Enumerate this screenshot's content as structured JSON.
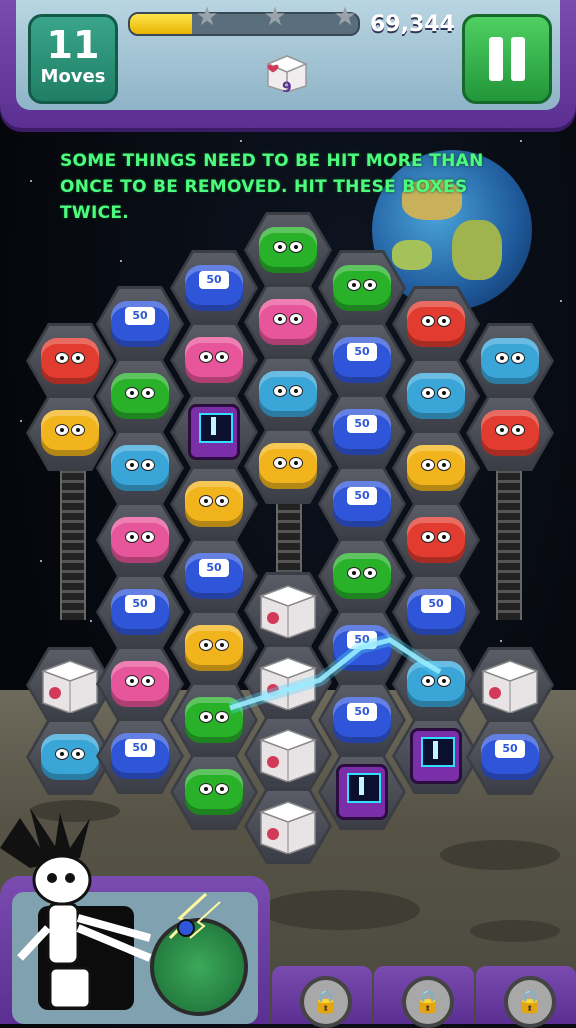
{
  "hud": {
    "moves_count": "11",
    "moves_label": "Moves",
    "score": "69,344",
    "goal_count": "9",
    "progress_fraction": 0.27,
    "star_icon": "star-icon",
    "pause_icon": "pause-icon"
  },
  "tip": {
    "text": "SOME THINGS NEED TO BE HIT MORE THAN ONCE TO BE REMOVED. HIT THESE BOXES TWICE."
  },
  "pieces_label": {
    "badge": "50"
  },
  "colors": {
    "red": "#e23b2f",
    "blue": "#2f56d8",
    "green": "#29b12a",
    "pink": "#e7559a",
    "cyan": "#3aa6d8",
    "yellow": "#f2b41c",
    "box": "#e8e4e6",
    "purple_frame": "#6a3a9f",
    "tip_green": "#4dfc7e"
  },
  "boosters": {
    "locked_icon": "lock-icon"
  }
}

==========

Restate each line of the records exactly; pictures do not belong in the copy.

Enumerate this screenshot's content as structured JSON.
{
  "hud": {
    "moves_count": "11",
    "moves_label": "Moves",
    "score": "69,344",
    "goal_count": "9",
    "progress_fraction": 0.27,
    "star_icon": "star-icon",
    "pause_icon": "pause-icon"
  },
  "tip": {
    "text": "SOME THINGS NEED TO BE HIT MORE THAN ONCE TO BE REMOVED. HIT THESE BOXES TWICE."
  },
  "pieces_label": {
    "badge": "50"
  },
  "colors": {
    "red": "#e23b2f",
    "blue": "#2f56d8",
    "green": "#29b12a",
    "pink": "#e7559a",
    "cyan": "#3aa6d8",
    "yellow": "#f2b41c",
    "box": "#e8e4e6",
    "purple_frame": "#6a3a9f",
    "tip_green": "#4dfc7e"
  },
  "boosters": {
    "locked_icon": "lock-icon"
  }
}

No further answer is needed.